* Supplied information
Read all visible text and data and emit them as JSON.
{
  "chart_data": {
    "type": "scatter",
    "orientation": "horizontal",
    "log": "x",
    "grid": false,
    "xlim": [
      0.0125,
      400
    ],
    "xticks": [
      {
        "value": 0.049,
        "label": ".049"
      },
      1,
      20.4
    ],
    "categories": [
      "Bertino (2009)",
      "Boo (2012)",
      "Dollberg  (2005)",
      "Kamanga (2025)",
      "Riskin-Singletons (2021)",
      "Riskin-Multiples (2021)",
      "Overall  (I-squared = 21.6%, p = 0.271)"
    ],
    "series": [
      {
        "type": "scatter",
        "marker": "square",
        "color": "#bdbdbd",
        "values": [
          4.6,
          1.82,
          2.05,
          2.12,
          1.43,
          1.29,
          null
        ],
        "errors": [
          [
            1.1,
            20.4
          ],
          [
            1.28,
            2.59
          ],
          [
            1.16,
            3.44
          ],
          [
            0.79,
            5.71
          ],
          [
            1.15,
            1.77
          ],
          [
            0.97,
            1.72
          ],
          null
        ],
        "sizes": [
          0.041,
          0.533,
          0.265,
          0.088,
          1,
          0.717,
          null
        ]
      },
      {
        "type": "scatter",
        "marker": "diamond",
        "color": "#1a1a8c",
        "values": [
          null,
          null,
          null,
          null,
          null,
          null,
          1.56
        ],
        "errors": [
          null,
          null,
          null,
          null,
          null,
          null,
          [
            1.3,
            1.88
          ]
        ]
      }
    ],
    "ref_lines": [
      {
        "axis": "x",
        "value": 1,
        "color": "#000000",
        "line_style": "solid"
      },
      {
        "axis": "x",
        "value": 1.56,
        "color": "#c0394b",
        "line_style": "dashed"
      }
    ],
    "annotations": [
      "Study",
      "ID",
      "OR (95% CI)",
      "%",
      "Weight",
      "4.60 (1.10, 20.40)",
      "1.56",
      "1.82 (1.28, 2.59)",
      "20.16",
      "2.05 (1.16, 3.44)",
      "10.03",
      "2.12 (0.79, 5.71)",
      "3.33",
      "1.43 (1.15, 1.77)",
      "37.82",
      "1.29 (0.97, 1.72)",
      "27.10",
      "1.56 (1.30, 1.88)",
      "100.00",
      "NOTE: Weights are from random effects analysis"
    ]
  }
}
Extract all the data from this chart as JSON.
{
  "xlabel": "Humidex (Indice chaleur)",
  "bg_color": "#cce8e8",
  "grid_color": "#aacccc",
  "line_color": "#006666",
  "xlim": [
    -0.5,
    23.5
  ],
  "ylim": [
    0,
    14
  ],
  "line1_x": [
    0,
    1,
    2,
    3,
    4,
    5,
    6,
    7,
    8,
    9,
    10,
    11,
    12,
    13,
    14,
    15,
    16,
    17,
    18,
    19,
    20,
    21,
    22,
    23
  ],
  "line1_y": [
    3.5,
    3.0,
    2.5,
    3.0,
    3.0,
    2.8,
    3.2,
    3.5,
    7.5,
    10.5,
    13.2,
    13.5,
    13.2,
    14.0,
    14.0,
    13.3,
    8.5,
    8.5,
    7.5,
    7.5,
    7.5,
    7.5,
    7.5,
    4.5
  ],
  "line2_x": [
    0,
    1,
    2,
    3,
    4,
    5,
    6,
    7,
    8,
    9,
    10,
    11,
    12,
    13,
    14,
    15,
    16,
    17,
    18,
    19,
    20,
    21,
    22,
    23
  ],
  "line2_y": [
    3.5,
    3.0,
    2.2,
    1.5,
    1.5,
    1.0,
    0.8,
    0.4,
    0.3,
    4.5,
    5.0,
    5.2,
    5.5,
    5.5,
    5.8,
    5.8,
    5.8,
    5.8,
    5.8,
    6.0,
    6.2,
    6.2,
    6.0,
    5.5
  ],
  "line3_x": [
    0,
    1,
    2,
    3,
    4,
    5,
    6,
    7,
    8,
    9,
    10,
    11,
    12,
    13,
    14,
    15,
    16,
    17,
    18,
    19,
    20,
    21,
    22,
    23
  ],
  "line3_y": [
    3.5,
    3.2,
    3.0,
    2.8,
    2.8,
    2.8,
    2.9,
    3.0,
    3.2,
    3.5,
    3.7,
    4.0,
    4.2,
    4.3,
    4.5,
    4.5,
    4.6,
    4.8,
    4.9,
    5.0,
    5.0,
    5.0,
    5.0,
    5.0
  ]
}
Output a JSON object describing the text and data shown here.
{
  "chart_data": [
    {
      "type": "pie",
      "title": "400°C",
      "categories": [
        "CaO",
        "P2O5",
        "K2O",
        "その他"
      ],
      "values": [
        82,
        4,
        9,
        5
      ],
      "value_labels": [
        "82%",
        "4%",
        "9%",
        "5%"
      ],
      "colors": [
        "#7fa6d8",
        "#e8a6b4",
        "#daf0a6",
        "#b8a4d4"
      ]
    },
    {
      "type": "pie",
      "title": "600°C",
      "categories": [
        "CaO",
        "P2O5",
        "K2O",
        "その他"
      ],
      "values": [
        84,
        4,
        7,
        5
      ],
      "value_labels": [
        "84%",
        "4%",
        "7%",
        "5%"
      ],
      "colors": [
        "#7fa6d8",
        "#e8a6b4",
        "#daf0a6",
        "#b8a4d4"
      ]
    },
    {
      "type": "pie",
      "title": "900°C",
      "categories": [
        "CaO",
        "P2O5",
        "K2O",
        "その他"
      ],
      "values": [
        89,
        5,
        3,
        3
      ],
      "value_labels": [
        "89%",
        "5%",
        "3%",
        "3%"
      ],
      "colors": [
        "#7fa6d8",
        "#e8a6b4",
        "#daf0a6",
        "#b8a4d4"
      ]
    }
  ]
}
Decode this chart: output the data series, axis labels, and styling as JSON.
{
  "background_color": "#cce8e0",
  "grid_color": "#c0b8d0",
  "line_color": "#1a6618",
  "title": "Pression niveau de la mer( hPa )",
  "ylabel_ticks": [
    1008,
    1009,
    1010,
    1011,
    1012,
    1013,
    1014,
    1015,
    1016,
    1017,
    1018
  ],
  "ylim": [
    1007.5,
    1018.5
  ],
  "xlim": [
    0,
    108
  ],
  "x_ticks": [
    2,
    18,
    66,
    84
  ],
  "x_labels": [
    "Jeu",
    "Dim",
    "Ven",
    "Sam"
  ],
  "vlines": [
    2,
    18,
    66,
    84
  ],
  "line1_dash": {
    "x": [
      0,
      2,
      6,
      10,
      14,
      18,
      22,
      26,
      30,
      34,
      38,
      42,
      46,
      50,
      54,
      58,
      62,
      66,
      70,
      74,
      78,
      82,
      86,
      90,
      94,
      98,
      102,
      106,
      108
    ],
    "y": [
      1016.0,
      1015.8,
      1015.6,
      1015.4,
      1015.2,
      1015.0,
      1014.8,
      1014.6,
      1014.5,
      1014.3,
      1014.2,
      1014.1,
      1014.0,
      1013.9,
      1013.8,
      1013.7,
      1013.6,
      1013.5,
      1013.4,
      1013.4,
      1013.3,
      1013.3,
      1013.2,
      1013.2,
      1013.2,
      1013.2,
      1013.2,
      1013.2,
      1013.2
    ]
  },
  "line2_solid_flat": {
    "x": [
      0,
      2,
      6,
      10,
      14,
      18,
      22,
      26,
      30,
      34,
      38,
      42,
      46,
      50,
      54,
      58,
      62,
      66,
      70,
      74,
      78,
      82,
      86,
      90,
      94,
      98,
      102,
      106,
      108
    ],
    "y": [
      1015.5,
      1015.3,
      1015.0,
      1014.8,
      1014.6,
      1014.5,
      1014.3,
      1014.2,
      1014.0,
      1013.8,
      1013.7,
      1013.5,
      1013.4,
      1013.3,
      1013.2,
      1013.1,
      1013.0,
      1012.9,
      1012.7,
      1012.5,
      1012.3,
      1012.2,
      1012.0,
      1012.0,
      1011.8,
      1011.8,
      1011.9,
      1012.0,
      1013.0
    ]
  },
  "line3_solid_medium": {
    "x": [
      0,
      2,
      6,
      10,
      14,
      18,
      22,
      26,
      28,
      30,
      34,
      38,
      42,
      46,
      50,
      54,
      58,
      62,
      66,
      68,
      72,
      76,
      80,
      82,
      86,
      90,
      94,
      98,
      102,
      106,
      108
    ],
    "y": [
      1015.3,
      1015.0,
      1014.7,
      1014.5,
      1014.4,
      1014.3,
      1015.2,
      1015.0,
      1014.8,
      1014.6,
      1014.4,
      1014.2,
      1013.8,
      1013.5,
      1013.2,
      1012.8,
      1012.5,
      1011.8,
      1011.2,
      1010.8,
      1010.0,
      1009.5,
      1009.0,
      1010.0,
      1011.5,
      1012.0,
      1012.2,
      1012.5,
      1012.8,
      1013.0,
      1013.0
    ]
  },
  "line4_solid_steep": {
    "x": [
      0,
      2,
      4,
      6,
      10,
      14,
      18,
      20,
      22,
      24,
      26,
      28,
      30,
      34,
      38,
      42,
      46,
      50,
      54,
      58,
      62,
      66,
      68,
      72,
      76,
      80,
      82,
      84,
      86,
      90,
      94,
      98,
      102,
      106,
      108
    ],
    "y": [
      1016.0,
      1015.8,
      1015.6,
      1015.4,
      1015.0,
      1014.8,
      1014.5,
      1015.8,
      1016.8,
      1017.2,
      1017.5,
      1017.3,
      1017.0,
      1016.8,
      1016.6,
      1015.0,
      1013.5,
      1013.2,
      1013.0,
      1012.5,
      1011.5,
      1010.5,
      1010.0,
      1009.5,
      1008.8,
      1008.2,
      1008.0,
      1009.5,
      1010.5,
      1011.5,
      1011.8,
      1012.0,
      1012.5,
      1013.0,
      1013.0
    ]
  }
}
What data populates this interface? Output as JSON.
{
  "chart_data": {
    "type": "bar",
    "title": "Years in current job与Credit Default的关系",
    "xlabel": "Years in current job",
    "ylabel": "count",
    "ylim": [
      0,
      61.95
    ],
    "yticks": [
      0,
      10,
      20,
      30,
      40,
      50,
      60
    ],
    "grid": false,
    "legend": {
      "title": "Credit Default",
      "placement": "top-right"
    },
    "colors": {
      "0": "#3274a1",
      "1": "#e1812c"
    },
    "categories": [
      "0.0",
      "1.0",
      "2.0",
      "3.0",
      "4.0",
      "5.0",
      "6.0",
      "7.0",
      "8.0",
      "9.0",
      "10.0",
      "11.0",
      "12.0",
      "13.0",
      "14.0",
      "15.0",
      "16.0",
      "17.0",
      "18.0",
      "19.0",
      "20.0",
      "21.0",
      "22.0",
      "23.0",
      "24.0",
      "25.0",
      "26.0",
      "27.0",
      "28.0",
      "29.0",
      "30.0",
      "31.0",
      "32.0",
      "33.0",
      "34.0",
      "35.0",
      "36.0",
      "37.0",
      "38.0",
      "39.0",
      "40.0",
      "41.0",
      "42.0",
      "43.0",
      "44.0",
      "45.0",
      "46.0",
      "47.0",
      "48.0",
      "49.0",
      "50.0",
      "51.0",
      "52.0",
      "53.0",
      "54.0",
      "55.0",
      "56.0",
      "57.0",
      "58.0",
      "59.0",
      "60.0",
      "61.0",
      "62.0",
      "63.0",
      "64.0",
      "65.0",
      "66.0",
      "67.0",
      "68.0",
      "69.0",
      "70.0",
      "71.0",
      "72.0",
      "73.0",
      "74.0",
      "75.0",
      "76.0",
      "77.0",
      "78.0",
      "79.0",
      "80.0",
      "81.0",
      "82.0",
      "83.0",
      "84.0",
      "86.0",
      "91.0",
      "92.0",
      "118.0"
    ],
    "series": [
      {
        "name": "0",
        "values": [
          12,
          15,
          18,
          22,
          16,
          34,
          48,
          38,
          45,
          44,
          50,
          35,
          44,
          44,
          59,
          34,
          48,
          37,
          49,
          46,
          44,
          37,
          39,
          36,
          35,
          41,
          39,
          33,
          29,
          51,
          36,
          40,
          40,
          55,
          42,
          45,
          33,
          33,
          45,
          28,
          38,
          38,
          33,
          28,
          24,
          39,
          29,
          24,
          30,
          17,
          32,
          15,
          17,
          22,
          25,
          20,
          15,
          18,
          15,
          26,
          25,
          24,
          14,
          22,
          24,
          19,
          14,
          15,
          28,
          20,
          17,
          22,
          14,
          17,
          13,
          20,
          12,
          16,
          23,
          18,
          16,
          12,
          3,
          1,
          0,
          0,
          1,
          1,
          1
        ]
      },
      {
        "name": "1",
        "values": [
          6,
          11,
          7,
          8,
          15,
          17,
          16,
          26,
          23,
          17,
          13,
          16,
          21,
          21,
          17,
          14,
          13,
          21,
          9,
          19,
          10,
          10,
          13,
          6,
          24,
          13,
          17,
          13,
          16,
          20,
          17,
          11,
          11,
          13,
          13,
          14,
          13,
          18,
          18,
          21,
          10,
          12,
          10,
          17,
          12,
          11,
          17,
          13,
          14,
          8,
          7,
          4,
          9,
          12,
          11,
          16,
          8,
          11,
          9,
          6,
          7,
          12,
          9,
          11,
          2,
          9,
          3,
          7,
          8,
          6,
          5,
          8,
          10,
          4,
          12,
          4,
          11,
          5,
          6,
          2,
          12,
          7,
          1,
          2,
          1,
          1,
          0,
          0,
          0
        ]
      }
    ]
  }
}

* Your task
From the records above, pull out every line containing the word "Riskin".

* Result of this exercise
      "Riskin-Singletons (2021)",
      "Riskin-Multiples (2021)",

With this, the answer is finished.